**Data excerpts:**
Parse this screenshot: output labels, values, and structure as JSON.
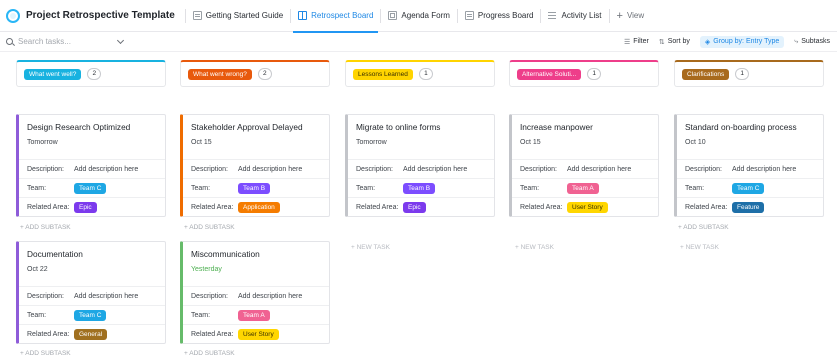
{
  "app": {
    "title": "Project Retrospective Template"
  },
  "tabs": [
    {
      "label": "Getting Started Guide",
      "active": false,
      "icon": "doc-icon"
    },
    {
      "label": "Retrospect Board",
      "active": true,
      "icon": "board-icon"
    },
    {
      "label": "Agenda Form",
      "active": false,
      "icon": "form-icon"
    },
    {
      "label": "Progress Board",
      "active": false,
      "icon": "board-icon"
    },
    {
      "label": "Activity List",
      "active": false,
      "icon": "list-icon"
    }
  ],
  "add_view_label": "View",
  "toolbar": {
    "search_placeholder": "Search tasks...",
    "filter_label": "Filter",
    "sort_label": "Sort by",
    "group_label": "Group by: Entry Type",
    "subtasks_label": "Subtasks"
  },
  "field_labels": {
    "description": "Description:",
    "team": "Team:",
    "related_area": "Related Area:",
    "add_description": "Add description here"
  },
  "add_subtask_label": "+ ADD SUBTASK",
  "new_task_label": "+ NEW TASK",
  "colors": {
    "accent": "#2196f3",
    "team_c": "#1ea7e4",
    "team_b": "#7c4dff",
    "team_a": "#f06292",
    "epic": "#7c3aed",
    "application": "#f57c00",
    "user_story": "#ffd600",
    "feature": "#1e6fa8",
    "general": "#a07020"
  },
  "columns": [
    {
      "label": "What went well?",
      "count": "2",
      "color": "#18b2e0",
      "cards": [
        {
          "title": "Design Research Optimized",
          "date": "Tomorrow",
          "team": "Team C",
          "area": "Epic",
          "accent": "#8e5cd9"
        },
        {
          "title": "Documentation",
          "date": "Oct 22",
          "team": "Team C",
          "area": "General",
          "accent": "#8e5cd9"
        }
      ]
    },
    {
      "label": "What went wrong?",
      "count": "2",
      "color": "#e8590c",
      "cards": [
        {
          "title": "Stakeholder Approval Delayed",
          "date": "Oct 15",
          "team": "Team B",
          "area": "Application",
          "accent": "#ef6c00"
        },
        {
          "title": "Miscommunication",
          "date": "Yesterday",
          "team": "Team A",
          "area": "User Story",
          "accent": "#66bb6a"
        }
      ]
    },
    {
      "label": "Lessons Learned",
      "count": "1",
      "color": "#ffd400",
      "cards": [
        {
          "title": "Migrate to online forms",
          "date": "Tomorrow",
          "team": "Team B",
          "area": "Epic",
          "accent": "#c3c5ca"
        }
      ]
    },
    {
      "label": "Alternative Soluti...",
      "count": "1",
      "color": "#ee3e8a",
      "cards": [
        {
          "title": "Increase manpower",
          "date": "Oct 15",
          "team": "Team A",
          "area": "User Story",
          "accent": "#c3c5ca"
        }
      ]
    },
    {
      "label": "Clarifications",
      "count": "1",
      "color": "#a86a1d",
      "cards": [
        {
          "title": "Standard on-boarding process",
          "date": "Oct 10",
          "team": "Team C",
          "area": "Feature",
          "accent": "#c3c5ca"
        }
      ]
    }
  ]
}
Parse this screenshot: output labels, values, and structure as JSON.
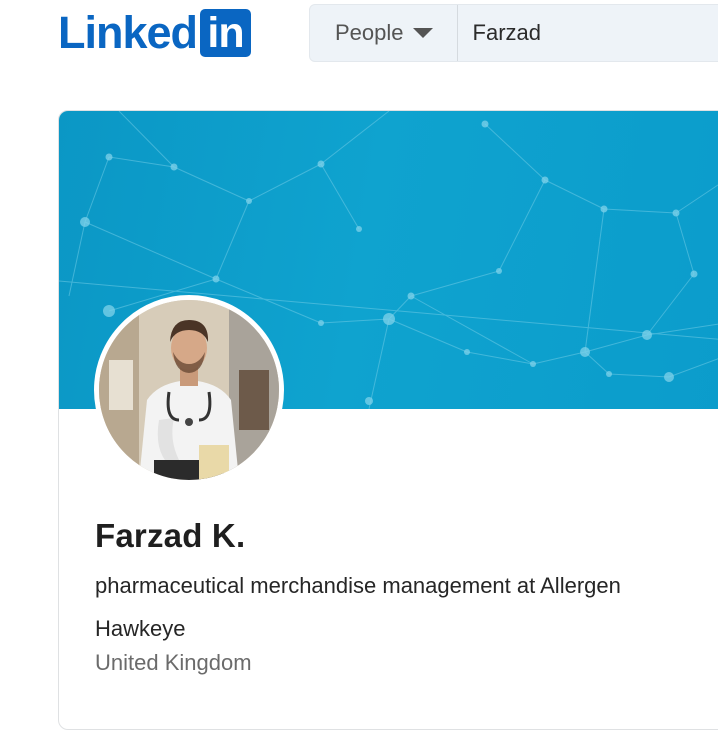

**To be done:** Omit any images, then output the listing exactly.

**Solution to the problem:**
Parse this screenshot: output labels, values, and structure as JSON.
{
  "app": {
    "title": "Project Retrospective Template"
  },
  "tabs": [
    {
      "label": "Getting Started Guide",
      "active": false,
      "icon": "doc-icon"
    },
    {
      "label": "Retrospect Board",
      "active": true,
      "icon": "board-icon"
    },
    {
      "label": "Agenda Form",
      "active": false,
      "icon": "form-icon"
    },
    {
      "label": "Progress Board",
      "active": false,
      "icon": "board-icon"
    },
    {
      "label": "Activity List",
      "active": false,
      "icon": "list-icon"
    }
  ],
  "add_view_label": "View",
  "toolbar": {
    "search_placeholder": "Search tasks...",
    "filter_label": "Filter",
    "sort_label": "Sort by",
    "group_label": "Group by: Entry Type",
    "subtasks_label": "Subtasks"
  },
  "field_labels": {
    "description": "Description:",
    "team": "Team:",
    "related_area": "Related Area:",
    "add_description": "Add description here"
  },
  "add_subtask_label": "+ ADD SUBTASK",
  "new_task_label": "+ NEW TASK",
  "colors": {
    "accent": "#2196f3",
    "team_c": "#1ea7e4",
    "team_b": "#7c4dff",
    "team_a": "#f06292",
    "epic": "#7c3aed",
    "application": "#f57c00",
    "user_story": "#ffd600",
    "feature": "#1e6fa8",
    "general": "#a07020"
  },
  "columns": [
    {
      "label": "What went well?",
      "count": "2",
      "color": "#18b2e0",
      "cards": [
        {
          "title": "Design Research Optimized",
          "date": "Tomorrow",
          "team": "Team C",
          "area": "Epic",
          "accent": "#8e5cd9"
        },
        {
          "title": "Documentation",
          "date": "Oct 22",
          "team": "Team C",
          "area": "General",
          "accent": "#8e5cd9"
        }
      ]
    },
    {
      "label": "What went wrong?",
      "count": "2",
      "color": "#e8590c",
      "cards": [
        {
          "title": "Stakeholder Approval Delayed",
          "date": "Oct 15",
          "team": "Team B",
          "area": "Application",
          "accent": "#ef6c00"
        },
        {
          "title": "Miscommunication",
          "date": "Yesterday",
          "team": "Team A",
          "area": "User Story",
          "accent": "#66bb6a"
        }
      ]
    },
    {
      "label": "Lessons Learned",
      "count": "1",
      "color": "#ffd400",
      "cards": [
        {
          "title": "Migrate to online forms",
          "date": "Tomorrow",
          "team": "Team B",
          "area": "Epic",
          "accent": "#c3c5ca"
        }
      ]
    },
    {
      "label": "Alternative Soluti...",
      "count": "1",
      "color": "#ee3e8a",
      "cards": [
        {
          "title": "Increase manpower",
          "date": "Oct 15",
          "team": "Team A",
          "area": "User Story",
          "accent": "#c3c5ca"
        }
      ]
    },
    {
      "label": "Clarifications",
      "count": "1",
      "color": "#a86a1d",
      "cards": [
        {
          "title": "Standard on-boarding process",
          "date": "Oct 10",
          "team": "Team C",
          "area": "Feature",
          "accent": "#c3c5ca"
        }
      ]
    }
  ]
}
Parse this screenshot: output labels, values, and structure as JSON.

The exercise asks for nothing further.